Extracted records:
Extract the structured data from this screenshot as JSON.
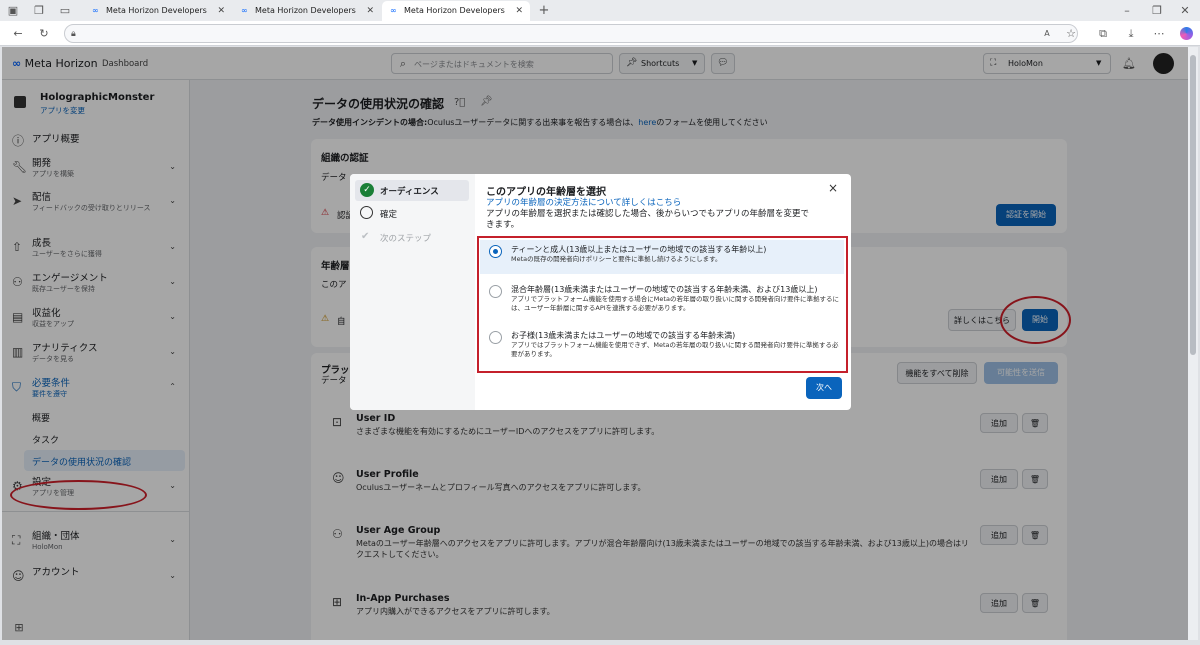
{
  "browser": {
    "tabs": [
      "Meta Horizon Developers",
      "Meta Horizon Developers",
      "Meta Horizon Developers"
    ],
    "new_tab": "+"
  },
  "topnav": {
    "brand": "Meta Horizon",
    "dashboard": "Dashboard",
    "search_placeholder": "ページまたはドキュメントを検索",
    "shortcuts": "Shortcuts",
    "org": "HoloMon"
  },
  "sidebar": {
    "app_name": "HolographicMonster",
    "app_change": "アプリを変更",
    "items": [
      {
        "label": "アプリ概要",
        "sub": ""
      },
      {
        "label": "開発",
        "sub": "アプリを構築"
      },
      {
        "label": "配信",
        "sub": "フィードバックの受け取りとリリース"
      },
      {
        "label": "成長",
        "sub": "ユーザーをさらに獲得"
      },
      {
        "label": "エンゲージメント",
        "sub": "既存ユーザーを保持"
      },
      {
        "label": "収益化",
        "sub": "収益をアップ"
      },
      {
        "label": "アナリティクス",
        "sub": "データを見る"
      },
      {
        "label": "必要条件",
        "sub": "要件を遵守"
      },
      {
        "label": "設定",
        "sub": "アプリを管理"
      },
      {
        "label": "組織・団体",
        "sub": "HoloMon"
      },
      {
        "label": "アカウント",
        "sub": ""
      }
    ],
    "sub_items": [
      "概要",
      "タスク",
      "データの使用状況の確認"
    ]
  },
  "main": {
    "title": "データの使用状況の確認",
    "incident_prefix": "データ使用インシデントの場合:",
    "incident_text": "Oculusユーザーデータに関する出来事を報告する場合は、",
    "incident_link": "here",
    "incident_suffix": "のフォームを使用してください",
    "org_cert_title": "組織の認証",
    "org_cert_desc": "データ",
    "org_cert_warn": "認証",
    "start_cert_button": "認証を開始",
    "age_title": "年齢層",
    "age_desc": "このア",
    "age_warn": "自",
    "learn_more_button": "詳しくはこちら",
    "start_button": "開始",
    "platform_title": "プラット",
    "platform_desc": "データ",
    "delete_all_button": "機能をすべて削除",
    "request_button": "可能性を送信",
    "add_label": "追加",
    "permissions": [
      {
        "name": "User ID",
        "desc": "さまざまな機能を有効にするためにユーザーIDへのアクセスをアプリに許可します。"
      },
      {
        "name": "User Profile",
        "desc": "Oculusユーザーネームとプロフィール写真へのアクセスをアプリに許可します。"
      },
      {
        "name": "User Age Group",
        "desc": "Metaのユーザー年齢層へのアクセスをアプリに許可します。アプリが混合年齢層向け(13歳未満またはユーザーの地域での該当する年齢未満、および13歳以上)の場合はリクエストしてください。"
      },
      {
        "name": "In-App Purchases",
        "desc": "アプリ内購入ができるアクセスをアプリに許可します。"
      }
    ]
  },
  "modal": {
    "steps": [
      "オーディエンス",
      "確定",
      "次のステップ"
    ],
    "title": "このアプリの年齢層を選択",
    "link": "アプリの年齢層の決定方法について詳しくはこちら",
    "desc": "アプリの年齢層を選択または確認した場合、後からいつでもアプリの年齢層を変更できます。",
    "options": [
      {
        "title": "ティーンと成人(13歳以上またはユーザーの地域での該当する年齢以上)",
        "desc": "Metaの既存の開発者向けポリシーと要件に準拠し続けるようにします。",
        "selected": true
      },
      {
        "title": "混合年齢層(13歳未満またはユーザーの地域での該当する年齢未満、および13歳以上)",
        "desc": "アプリでプラットフォーム機能を使用する場合にMetaの若年層の取り扱いに関する開発者向け要件に準拠するには、ユーザー年齢層に関するAPIを連携する必要があります。",
        "selected": false
      },
      {
        "title": "お子様(13歳未満またはユーザーの地域での該当する年齢未満)",
        "desc": "アプリではプラットフォーム機能を使用できず、Metaの若年層の取り扱いに関する開発者向け要件に準拠する必要があります。",
        "selected": false
      }
    ],
    "next_button": "次へ",
    "close": "×"
  },
  "colors": {
    "accent": "#0a64bc",
    "highlight": "#d0202a"
  }
}
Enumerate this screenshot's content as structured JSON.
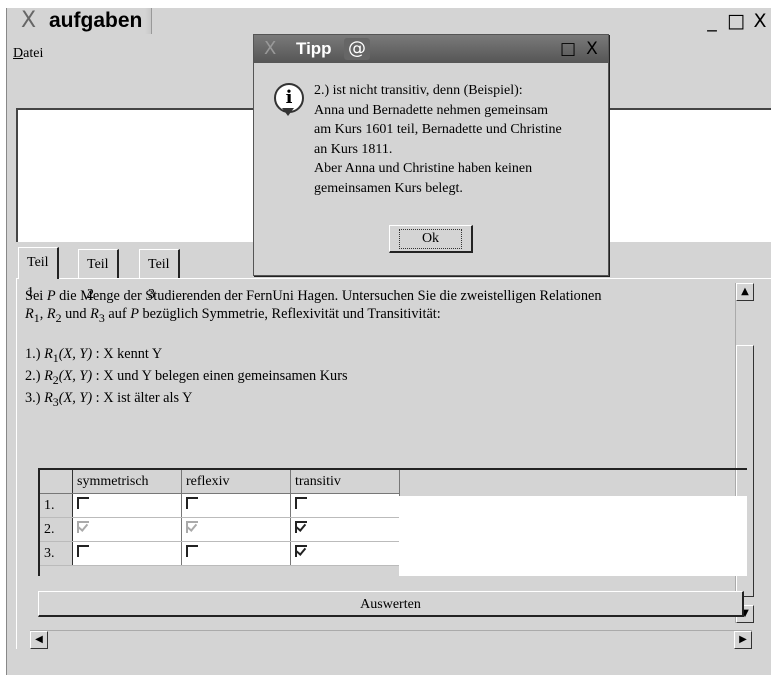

**EXERCISE**
Make an exact copy of all entries above, dropping the images.

**TASK OUTPUT**
Extract the structured data from this screenshot as JSON.
{
  "browser": {
    "tabs": [
      "Meta Horizon Developers",
      "Meta Horizon Developers",
      "Meta Horizon Developers"
    ],
    "new_tab": "+"
  },
  "topnav": {
    "brand": "Meta Horizon",
    "dashboard": "Dashboard",
    "search_placeholder": "ページまたはドキュメントを検索",
    "shortcuts": "Shortcuts",
    "org": "HoloMon"
  },
  "sidebar": {
    "app_name": "HolographicMonster",
    "app_change": "アプリを変更",
    "items": [
      {
        "label": "アプリ概要",
        "sub": ""
      },
      {
        "label": "開発",
        "sub": "アプリを構築"
      },
      {
        "label": "配信",
        "sub": "フィードバックの受け取りとリリース"
      },
      {
        "label": "成長",
        "sub": "ユーザーをさらに獲得"
      },
      {
        "label": "エンゲージメント",
        "sub": "既存ユーザーを保持"
      },
      {
        "label": "収益化",
        "sub": "収益をアップ"
      },
      {
        "label": "アナリティクス",
        "sub": "データを見る"
      },
      {
        "label": "必要条件",
        "sub": "要件を遵守"
      },
      {
        "label": "設定",
        "sub": "アプリを管理"
      },
      {
        "label": "組織・団体",
        "sub": "HoloMon"
      },
      {
        "label": "アカウント",
        "sub": ""
      }
    ],
    "sub_items": [
      "概要",
      "タスク",
      "データの使用状況の確認"
    ]
  },
  "main": {
    "title": "データの使用状況の確認",
    "incident_prefix": "データ使用インシデントの場合:",
    "incident_text": "Oculusユーザーデータに関する出来事を報告する場合は、",
    "incident_link": "here",
    "incident_suffix": "のフォームを使用してください",
    "org_cert_title": "組織の認証",
    "org_cert_desc": "データ",
    "org_cert_warn": "認証",
    "start_cert_button": "認証を開始",
    "age_title": "年齢層",
    "age_desc": "このア",
    "age_warn": "自",
    "learn_more_button": "詳しくはこちら",
    "start_button": "開始",
    "platform_title": "プラット",
    "platform_desc": "データ",
    "delete_all_button": "機能をすべて削除",
    "request_button": "可能性を送信",
    "add_label": "追加",
    "permissions": [
      {
        "name": "User ID",
        "desc": "さまざまな機能を有効にするためにユーザーIDへのアクセスをアプリに許可します。"
      },
      {
        "name": "User Profile",
        "desc": "Oculusユーザーネームとプロフィール写真へのアクセスをアプリに許可します。"
      },
      {
        "name": "User Age Group",
        "desc": "Metaのユーザー年齢層へのアクセスをアプリに許可します。アプリが混合年齢層向け(13歳未満またはユーザーの地域での該当する年齢未満、および13歳以上)の場合はリクエストしてください。"
      },
      {
        "name": "In-App Purchases",
        "desc": "アプリ内購入ができるアクセスをアプリに許可します。"
      }
    ]
  },
  "modal": {
    "steps": [
      "オーディエンス",
      "確定",
      "次のステップ"
    ],
    "title": "このアプリの年齢層を選択",
    "link": "アプリの年齢層の決定方法について詳しくはこちら",
    "desc": "アプリの年齢層を選択または確認した場合、後からいつでもアプリの年齢層を変更できます。",
    "options": [
      {
        "title": "ティーンと成人(13歳以上またはユーザーの地域での該当する年齢以上)",
        "desc": "Metaの既存の開発者向けポリシーと要件に準拠し続けるようにします。",
        "selected": true
      },
      {
        "title": "混合年齢層(13歳未満またはユーザーの地域での該当する年齢未満、および13歳以上)",
        "desc": "アプリでプラットフォーム機能を使用する場合にMetaの若年層の取り扱いに関する開発者向け要件に準拠するには、ユーザー年齢層に関するAPIを連携する必要があります。",
        "selected": false
      },
      {
        "title": "お子様(13歳未満またはユーザーの地域での該当する年齢未満)",
        "desc": "アプリではプラットフォーム機能を使用できず、Metaの若年層の取り扱いに関する開発者向け要件に準拠する必要があります。",
        "selected": false
      }
    ],
    "next_button": "次へ",
    "close": "×"
  },
  "colors": {
    "accent": "#0a64bc",
    "highlight": "#d0202a"
  }
}
Enumerate this screenshot's content as structured JSON.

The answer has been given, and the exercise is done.